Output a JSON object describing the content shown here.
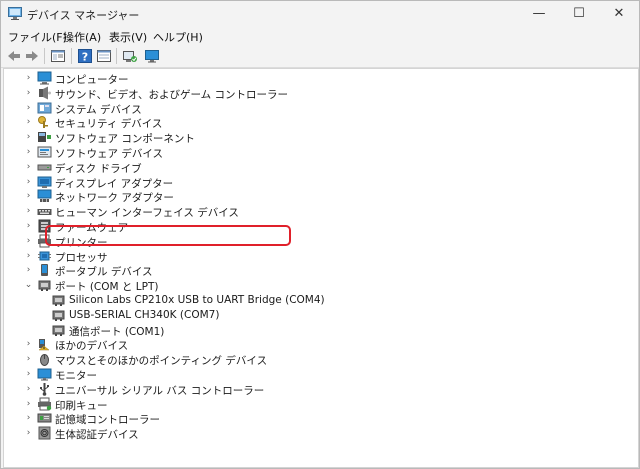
{
  "window": {
    "title": "デバイス マネージャー",
    "minimize_glyph": "—",
    "maximize_glyph": "☐",
    "close_glyph": "✕"
  },
  "menu": {
    "items": [
      "ファイル(F)",
      "操作(A)",
      "表示(V)",
      "ヘルプ(H)"
    ]
  },
  "toolbar": {
    "buttons": [
      "back-arrow-icon",
      "forward-arrow-icon",
      "properties-icon",
      "help-icon",
      "details-icon",
      "scan-hardware-icon",
      "monitor-icon"
    ]
  },
  "tree": {
    "categories": [
      {
        "label": "コンピューター",
        "icon": "computer-icon",
        "expanded": false
      },
      {
        "label": "サウンド、ビデオ、およびゲーム コントローラー",
        "icon": "sound-icon",
        "expanded": false
      },
      {
        "label": "システム デバイス",
        "icon": "system-device-icon",
        "expanded": false
      },
      {
        "label": "セキュリティ デバイス",
        "icon": "security-key-icon",
        "expanded": false
      },
      {
        "label": "ソフトウェア コンポーネント",
        "icon": "software-component-icon",
        "expanded": false
      },
      {
        "label": "ソフトウェア デバイス",
        "icon": "software-device-icon",
        "expanded": false
      },
      {
        "label": "ディスク ドライブ",
        "icon": "disk-drive-icon",
        "expanded": false
      },
      {
        "label": "ディスプレイ アダプター",
        "icon": "display-adapter-icon",
        "expanded": false
      },
      {
        "label": "ネットワーク アダプター",
        "icon": "network-adapter-icon",
        "expanded": false
      },
      {
        "label": "ヒューマン インターフェイス デバイス",
        "icon": "hid-icon",
        "expanded": false
      },
      {
        "label": "ファームウェア",
        "icon": "firmware-icon",
        "expanded": false
      },
      {
        "label": "プリンター",
        "icon": "printer-icon",
        "expanded": false
      },
      {
        "label": "プロセッサ",
        "icon": "processor-icon",
        "expanded": false
      },
      {
        "label": "ポータブル デバイス",
        "icon": "portable-device-icon",
        "expanded": false
      },
      {
        "label": "ポート (COM と LPT)",
        "icon": "port-icon",
        "expanded": true
      },
      {
        "label": "Silicon Labs CP210x USB to UART Bridge (COM4)",
        "icon": "port-icon",
        "child": true
      },
      {
        "label": "USB-SERIAL CH340K (COM7)",
        "icon": "port-icon",
        "child": true
      },
      {
        "label": "通信ポート (COM1)",
        "icon": "port-icon",
        "child": true
      },
      {
        "label": "ほかのデバイス",
        "icon": "unknown-device-icon",
        "expanded": false
      },
      {
        "label": "マウスとそのほかのポインティング デバイス",
        "icon": "mouse-icon",
        "expanded": false
      },
      {
        "label": "モニター",
        "icon": "monitor-icon",
        "expanded": false
      },
      {
        "label": "ユニバーサル シリアル バス コントローラー",
        "icon": "usb-icon",
        "expanded": false
      },
      {
        "label": "印刷キュー",
        "icon": "print-queue-icon",
        "expanded": false
      },
      {
        "label": "記憶域コントローラー",
        "icon": "storage-controller-icon",
        "expanded": false
      },
      {
        "label": "生体認証デバイス",
        "icon": "biometric-icon",
        "expanded": false
      }
    ]
  },
  "colors": {
    "highlight": "#e0202a",
    "monitor_blue": "#2b8fd6"
  }
}
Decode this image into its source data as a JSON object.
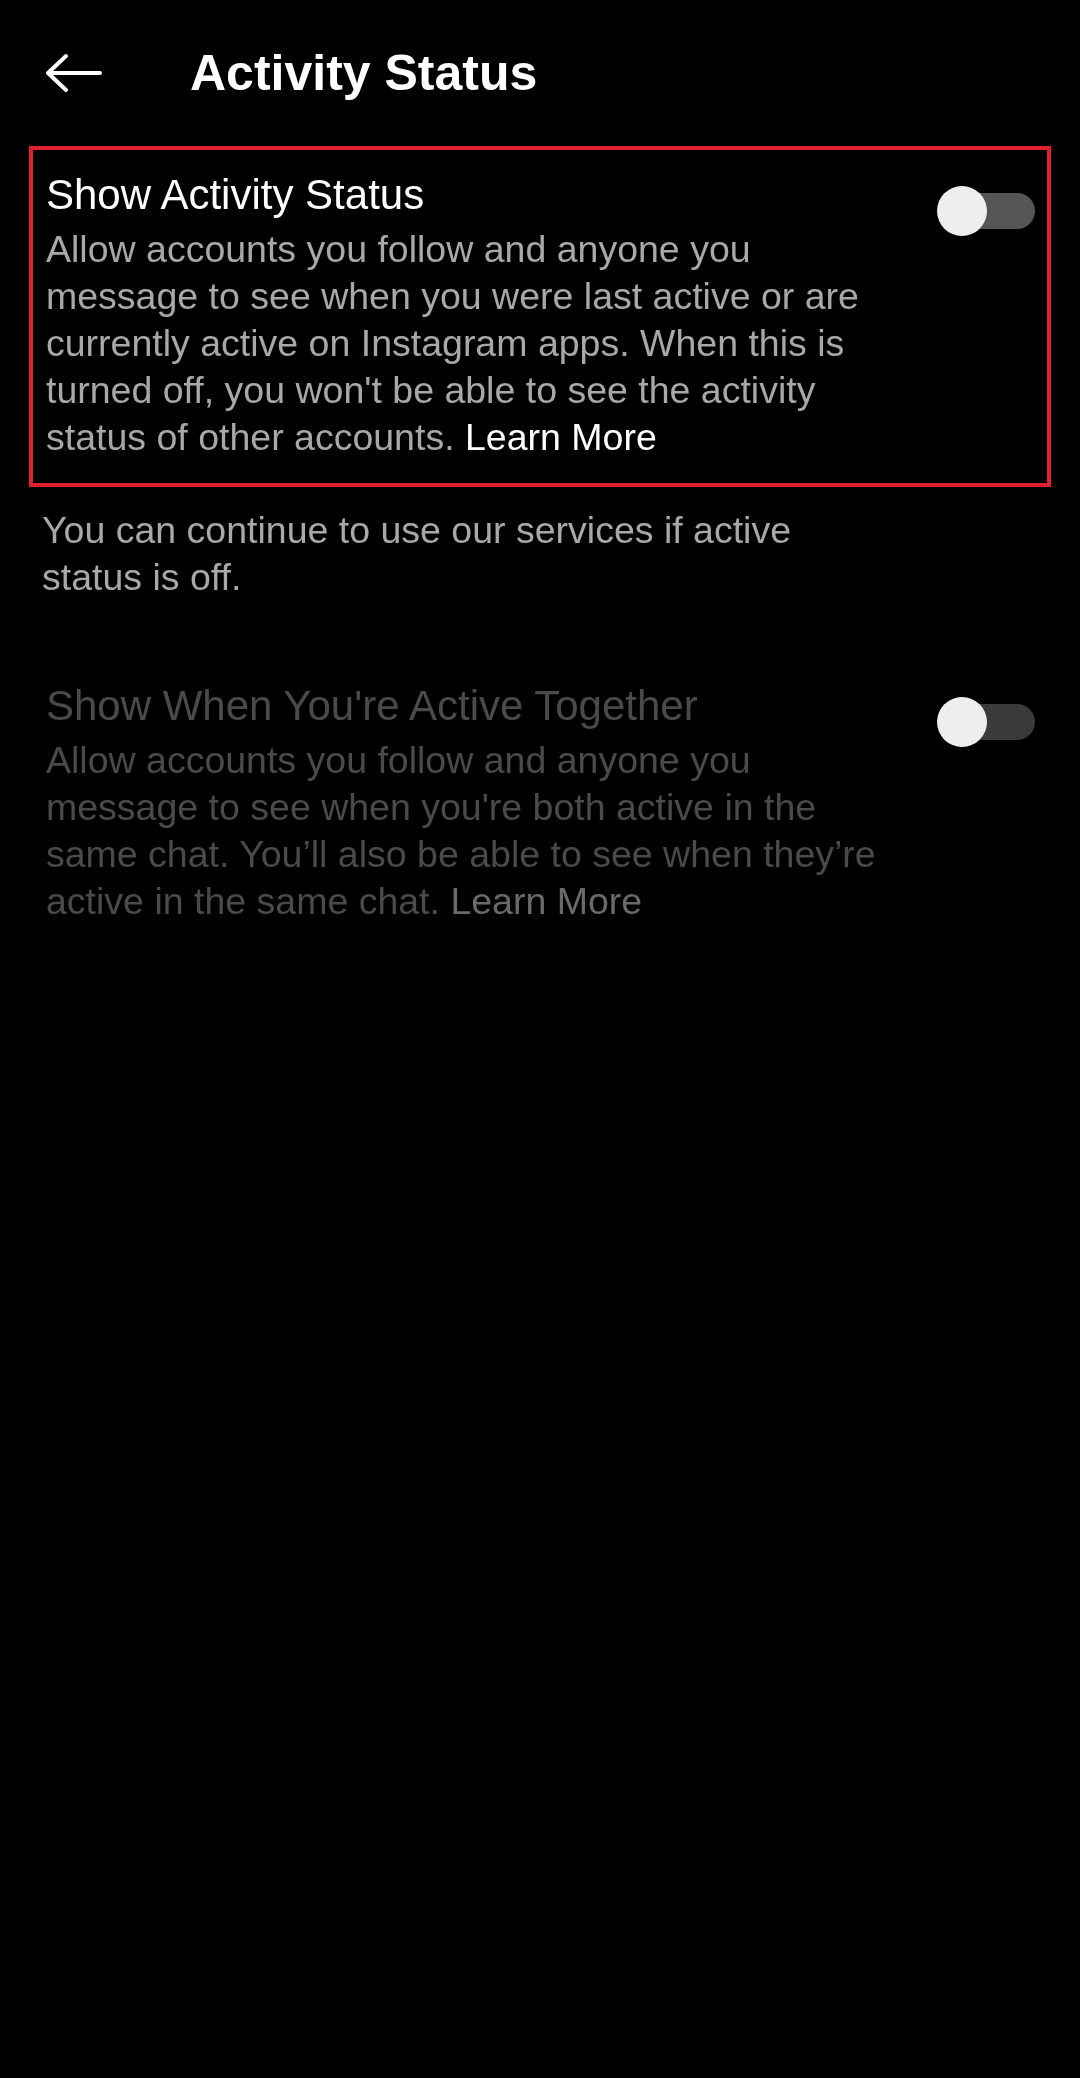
{
  "header": {
    "title": "Activity Status"
  },
  "settings": [
    {
      "title": "Show Activity Status",
      "description": "Allow accounts you follow and anyone you message to see when you were last active or are currently active on Instagram apps. When this is turned off, you won't be able to see the activity status of other accounts.",
      "link": "Learn More",
      "on": false,
      "disabled": false,
      "highlighted": true,
      "note": "You can continue to use our services if active status is off."
    },
    {
      "title": "Show When You're Active Together",
      "description": "Allow accounts you follow and anyone you message to see when you're both active in the same chat. You’ll also be able to see when they’re active in the same chat.",
      "link": "Learn More",
      "on": false,
      "disabled": true,
      "highlighted": false
    }
  ]
}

--*--

Given problem:
Reply with the number of lines in the material above that contain "follow", and nothing more.

Solved exercise:
2